*Exercise details*: Reproduce the passage on the SAHRC bill clauses word for word, from "Mr Holomisa agreed" to "for human rights.".

*Source extract*:
Ms D Schäfer (DA) said that this was actually not “in addition” to the Constitution. She thought that either there should be an exact duplication of the words used in the Constitution, or the submission should be rejected.

Ms Smuts suggested that the words “in order to” could be used on their own, so that the clause would read: “in order to exercise its powers and perform its functions conferred on or assigned to it by section 184(1), (2) and (3) of the Constitution, this Act or any other law, the Commission may….” etc.

Ms Bongiwe Lufundo, State Law Adviser, Office of the Chief State Law Adviser, did not agree on this point. She felt that using the words “in order to” implied that it was only by section 184 that the SAHRC was authorised to operate. She would prefer to retain the words “in addition to” and then refine the duplicated wording.

Ms Smuts maintained that the SAHRC needed clause 14(1)(a)(iii), to assist it in doing what it had to do in relation to socio-economic rights. However subparagraph (i) repeated the Constitution’s wording, and could be removed. In respect of (ii) the wording was not repeated exactly, and she thought this subparagraph gave the SAHRC the right to run educational programmes. The Constitution merely referred to “research” which was not quite the same as “develop an awareness”. Furthermore, if (ii) was retained, then SAHRC could be assigned a specific budget to run educational programmes. “Developing awareness” was possibly more than mere education, as it could involve media work also.

Members agreed to flag subparagraph (ii) for reconsideration of the wording. They all agreed that (iii) must be retained, as well as (iv) (which was not referred to in the Constitution).

Ms Smuts said that subparagraph (v) was also crucial. The SAHRC was one body that was allowed to scrutinise Parliament’s legislation. This would include the legislation emanating from the NA, NCOP, provincial legislatures and presumably also municipalities.

Ms Smuts then noted that there was also reference to education and information programmes in clause 14(1)(b)(i). The question was whether clause 14(1)(a)(ii) was necessary; she thought perhaps it was not.

Ms Schäfer suggested that if the words “to foster public understanding and awareness of Chapter 2…” were added to clause 14(1)(b)(i), subclause 14(1)(a)(ii) could be removed.

Members reversed their previous decision to think more about the wording and agreed to remove clause 14(1)(a)(ii).

Members believed that clause 14(1)(b)(ii) was necessary.

Ms Smuts noted that there was a regular forum with other Chapter 9 institutions, and this was a positive move.

Ms Smuts noted, in respect of clause 14(1)(b)(iii), that the word “may” should be substituted for “must”. The SAHRC should not be obliged to interact with every single NGO.

Mr Holomisa agreed with that, but also suggested that the words “any organisation or sector of civil society which actively promotes”  should be used.

Mr Swart said that this would narrow down the wording. At the moment, the SAHRC may liaise with organisations and other sectors of civil society, including, for instance, a church, even if the organisation was not actually actively promoting respect for human rights.

*Provided data*:
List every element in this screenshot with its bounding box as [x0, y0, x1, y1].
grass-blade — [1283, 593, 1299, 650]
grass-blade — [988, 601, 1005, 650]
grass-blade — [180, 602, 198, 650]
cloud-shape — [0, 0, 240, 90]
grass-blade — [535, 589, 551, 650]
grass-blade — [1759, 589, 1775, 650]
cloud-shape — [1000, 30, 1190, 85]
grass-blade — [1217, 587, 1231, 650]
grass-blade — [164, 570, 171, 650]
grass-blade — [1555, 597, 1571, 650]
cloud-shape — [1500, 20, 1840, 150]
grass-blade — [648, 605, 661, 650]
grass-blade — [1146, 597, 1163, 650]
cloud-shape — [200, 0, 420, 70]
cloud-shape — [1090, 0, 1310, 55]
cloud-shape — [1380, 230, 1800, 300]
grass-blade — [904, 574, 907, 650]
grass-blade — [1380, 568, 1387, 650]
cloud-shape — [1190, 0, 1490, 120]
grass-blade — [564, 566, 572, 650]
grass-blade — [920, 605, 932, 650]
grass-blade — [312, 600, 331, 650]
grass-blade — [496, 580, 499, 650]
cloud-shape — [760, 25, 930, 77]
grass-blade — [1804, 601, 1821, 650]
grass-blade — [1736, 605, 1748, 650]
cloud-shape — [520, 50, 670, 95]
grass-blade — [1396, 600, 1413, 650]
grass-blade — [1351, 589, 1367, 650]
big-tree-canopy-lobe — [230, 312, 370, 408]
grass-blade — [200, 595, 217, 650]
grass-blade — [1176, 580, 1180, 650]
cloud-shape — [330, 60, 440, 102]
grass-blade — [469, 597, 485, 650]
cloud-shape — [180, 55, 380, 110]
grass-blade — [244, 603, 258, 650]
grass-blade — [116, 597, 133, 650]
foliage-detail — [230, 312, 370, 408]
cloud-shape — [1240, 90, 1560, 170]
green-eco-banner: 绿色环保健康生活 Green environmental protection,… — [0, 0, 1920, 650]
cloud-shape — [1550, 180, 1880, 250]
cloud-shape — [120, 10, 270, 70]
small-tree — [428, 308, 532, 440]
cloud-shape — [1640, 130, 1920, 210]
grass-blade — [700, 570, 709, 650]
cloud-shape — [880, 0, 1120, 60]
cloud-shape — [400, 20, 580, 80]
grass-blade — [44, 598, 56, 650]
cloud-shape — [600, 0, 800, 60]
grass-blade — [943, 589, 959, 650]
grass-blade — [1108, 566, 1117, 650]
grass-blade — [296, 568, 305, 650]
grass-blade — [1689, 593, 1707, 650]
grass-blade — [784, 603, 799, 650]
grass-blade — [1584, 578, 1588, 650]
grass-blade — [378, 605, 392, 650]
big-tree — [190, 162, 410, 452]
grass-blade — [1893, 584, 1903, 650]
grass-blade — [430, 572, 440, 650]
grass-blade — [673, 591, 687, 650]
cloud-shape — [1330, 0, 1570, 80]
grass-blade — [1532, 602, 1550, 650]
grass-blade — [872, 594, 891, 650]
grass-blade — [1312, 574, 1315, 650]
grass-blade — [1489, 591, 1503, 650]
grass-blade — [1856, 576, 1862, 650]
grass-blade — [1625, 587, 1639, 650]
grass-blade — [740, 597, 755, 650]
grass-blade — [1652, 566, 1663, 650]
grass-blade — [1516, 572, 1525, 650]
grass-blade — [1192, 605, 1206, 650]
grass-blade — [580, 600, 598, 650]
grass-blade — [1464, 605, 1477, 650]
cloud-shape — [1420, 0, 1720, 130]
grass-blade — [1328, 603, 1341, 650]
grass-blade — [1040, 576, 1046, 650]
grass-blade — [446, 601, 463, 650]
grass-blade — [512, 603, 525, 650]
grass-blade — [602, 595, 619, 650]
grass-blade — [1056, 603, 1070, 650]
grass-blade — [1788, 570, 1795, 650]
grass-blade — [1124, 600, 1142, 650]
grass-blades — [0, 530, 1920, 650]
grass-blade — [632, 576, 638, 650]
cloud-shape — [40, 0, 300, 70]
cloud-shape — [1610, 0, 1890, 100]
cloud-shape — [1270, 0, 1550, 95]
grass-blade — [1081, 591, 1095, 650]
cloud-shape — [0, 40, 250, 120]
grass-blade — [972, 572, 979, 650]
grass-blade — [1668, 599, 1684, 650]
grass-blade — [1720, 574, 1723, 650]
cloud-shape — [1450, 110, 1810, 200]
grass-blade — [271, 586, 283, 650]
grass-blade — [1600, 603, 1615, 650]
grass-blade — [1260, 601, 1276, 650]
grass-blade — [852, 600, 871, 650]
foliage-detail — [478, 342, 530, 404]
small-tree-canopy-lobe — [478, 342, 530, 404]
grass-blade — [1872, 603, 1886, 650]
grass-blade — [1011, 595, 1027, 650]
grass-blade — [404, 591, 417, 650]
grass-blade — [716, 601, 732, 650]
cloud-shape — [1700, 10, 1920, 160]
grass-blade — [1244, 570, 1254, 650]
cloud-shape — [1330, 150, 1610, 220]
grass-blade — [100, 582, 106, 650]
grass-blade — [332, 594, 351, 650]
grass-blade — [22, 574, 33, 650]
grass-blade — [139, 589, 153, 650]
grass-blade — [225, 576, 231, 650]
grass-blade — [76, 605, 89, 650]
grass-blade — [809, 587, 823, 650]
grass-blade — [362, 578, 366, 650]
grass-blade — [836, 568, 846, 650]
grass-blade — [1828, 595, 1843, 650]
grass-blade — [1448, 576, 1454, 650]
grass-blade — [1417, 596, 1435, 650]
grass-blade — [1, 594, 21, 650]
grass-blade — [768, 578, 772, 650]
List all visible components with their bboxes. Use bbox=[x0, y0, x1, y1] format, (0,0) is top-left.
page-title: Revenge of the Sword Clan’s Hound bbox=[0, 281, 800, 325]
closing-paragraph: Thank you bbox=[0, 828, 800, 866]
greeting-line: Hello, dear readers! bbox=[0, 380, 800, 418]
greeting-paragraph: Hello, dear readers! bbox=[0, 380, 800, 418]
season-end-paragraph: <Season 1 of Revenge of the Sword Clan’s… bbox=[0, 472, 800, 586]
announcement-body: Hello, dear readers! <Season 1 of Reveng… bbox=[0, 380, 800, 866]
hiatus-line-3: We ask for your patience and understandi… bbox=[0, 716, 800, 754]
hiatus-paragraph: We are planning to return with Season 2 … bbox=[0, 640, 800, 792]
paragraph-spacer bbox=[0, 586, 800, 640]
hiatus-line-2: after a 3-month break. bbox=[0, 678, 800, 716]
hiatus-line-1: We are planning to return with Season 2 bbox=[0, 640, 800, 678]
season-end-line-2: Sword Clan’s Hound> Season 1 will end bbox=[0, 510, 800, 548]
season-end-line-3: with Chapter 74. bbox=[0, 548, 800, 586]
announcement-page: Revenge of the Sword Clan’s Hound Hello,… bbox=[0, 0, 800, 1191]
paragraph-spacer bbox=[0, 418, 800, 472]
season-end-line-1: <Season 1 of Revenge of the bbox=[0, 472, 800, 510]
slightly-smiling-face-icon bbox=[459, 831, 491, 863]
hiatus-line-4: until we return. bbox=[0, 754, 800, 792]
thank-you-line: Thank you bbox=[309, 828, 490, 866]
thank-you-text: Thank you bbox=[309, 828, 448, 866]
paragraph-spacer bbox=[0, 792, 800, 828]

*The completed task*:
Mr Holomisa agreed with that, but also suggested that the words “any organisation or sector of civil society which actively promotes”  should be used.

Mr Swart said that this would narrow down the wording. At the moment, the SAHRC may liaise with organisations and other sectors of civil society, including, for instance, a church, even if the organisation was not actually actively promoting respect for human rights.